Return each line of the listing that contains the string "jours".
___ DATASET ENTRIES ___
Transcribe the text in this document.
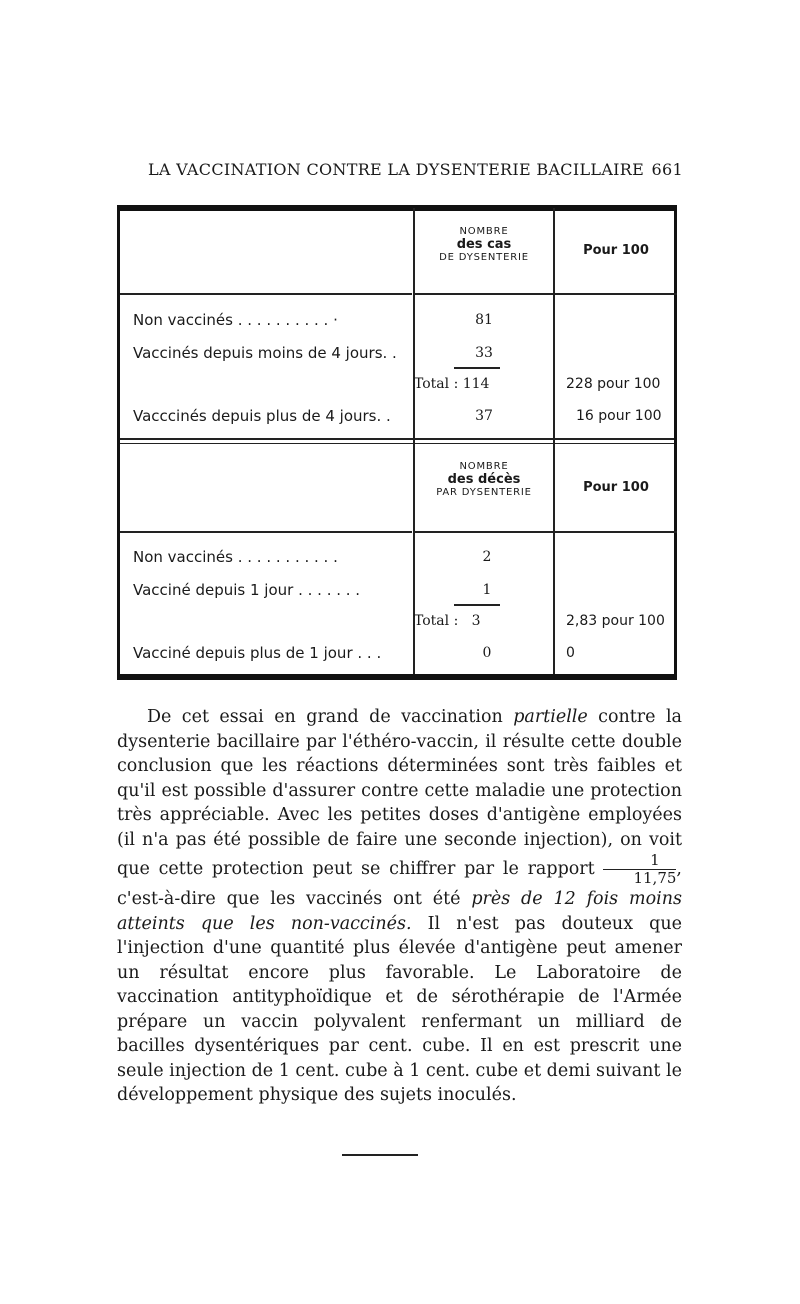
LA VACCINATION CONTRE LA DYSENTERIE BACILLAIRE 661
NOMBRE
des cas
DE DYSENTERIE	Pour 100
Non vaccinés . . . . . . . . . . ·	81
Vaccinés depuis moins de 4 jours. .	33
Total : 114	228 pour 100
Vacccinés depuis plus de 4 jours. .	37	16 pour 100
NOMBRE
des décès
PAR DYSENTERIE	Pour 100
Non vaccinés . . . . . . . . . . .	2
Vacciné depuis 1 jour . . . . . . .	1
Total :   3	2,83 pour 100
Vacciné depuis plus de 1 jour . . .	0	0

De cet essai en grand de vaccination partielle contre la dysenterie bacillaire par l'éthéro-vaccin, il résulte cette double conclusion que les réactions déterminées sont très faibles et qu'il est possible d'assurer contre cette maladie une protection très appréciable. Avec les petites doses d'antigène employées (il n'a pas été possible de faire une seconde injection), on voit que cette protection peut se chiffrer par le rapport $\frac{1}{11,75}$ , c'est-à-dire que les vaccinés ont été près de 12 fois moins atteints que les non-vaccinés. Il n'est pas douteux que l'injection d'une quantité plus élevée d'antigène peut amener un résultat encore plus favorable. Le Laboratoire de vaccination antityphoïdique et de sérothérapie de l'Armée prépare un vaccin polyvalent renfermant un milliard de bacilles dysentériques par cent. cube. Il en est prescrit une seule injection de 1 cent. cube à 1 cent. cube et demi suivant le développement physique des sujets inoculés.
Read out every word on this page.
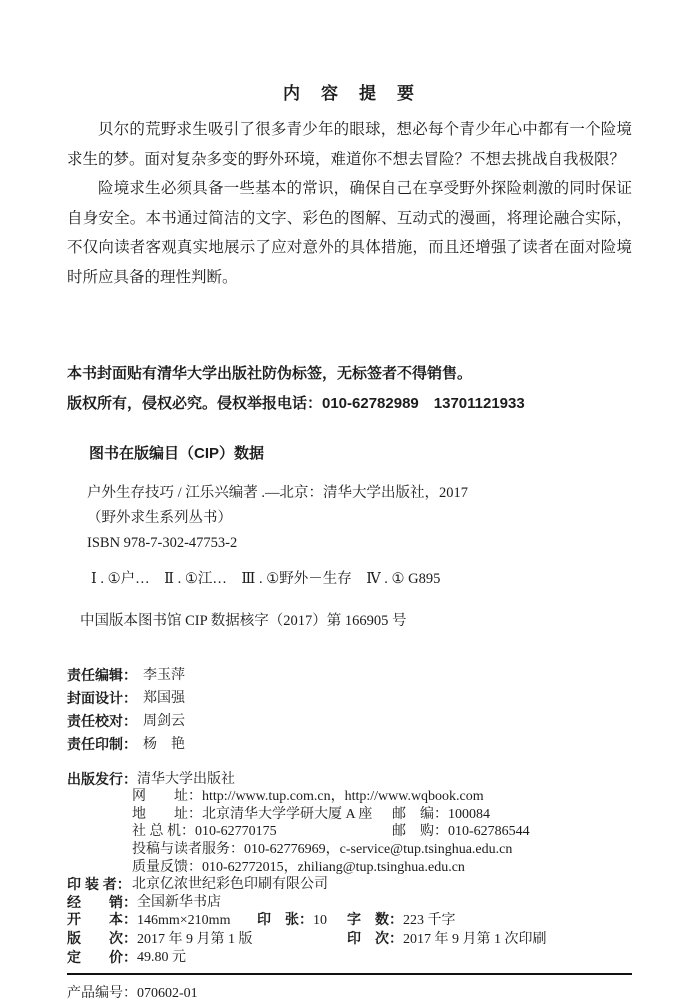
内　容　提　要

贝尔的荒野求生吸引了很多青少年的眼球，想必每个青少年心中都有一个险境求生的梦。面对复杂多变的野外环境，难道你不想去冒险？不想去挑战自我极限？

险境求生必须具备一些基本的常识，确保自己在享受野外探险刺激的同时保证自身安全。本书通过简洁的文字、彩色的图解、互动式的漫画，将理论融合实际，不仅向读者客观真实地展示了应对意外的具体措施，而且还增强了读者在面对险境时所应具备的理性判断。

本书封面贴有清华大学出版社防伪标签，无标签者不得销售。
版权所有，侵权必究。侵权举报电话：010-62782989　13701121933
图书在版编目（CIP）数据
户外生存技巧 / 江乐兴编著 .—北京：清华大学出版社，2017
（野外求生系列丛书）
ISBN 978-7-302-47753-2
Ⅰ . ①户…　Ⅱ . ①江…　Ⅲ . ①野外－生存　Ⅳ . ① G895
中国版本图书馆 CIP 数据核字（2017）第 166905 号
责任编辑： 李玉萍
封面设计： 郑国强
责任校对： 周剑云
责任印制： 杨　艳
出版发行： 清华大学出版社
网　　址： http://www.tup.com.cn，http://www.wqbook.com
地　　址：北京清华大学学研大厦 A 座	邮　编：100084
社 总 机：010-62770175	邮　购：010-62786544
投稿与读者服务： 010-62776969，c-service@tup.tsinghua.edu.cn
质量反馈： 010-62772015，zhiliang@tup.tsinghua.edu.cn
印 装 者： 北京亿浓世纪彩色印刷有限公司
经　　销： 全国新华书店
开　　本：146mm×210mm	印　张：10	字　数：223 千字
版　　次：2017 年 9 月第 1 版	印　次：2017 年 9 月第 1 次印刷
定　　价： 49.80 元
产品编号：070602-01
___
* TASK OUTPUT
Vaccinés depuis moins de 4 jours. .	33
Vacccinés depuis plus de 4 jours. .	37	16 pour 100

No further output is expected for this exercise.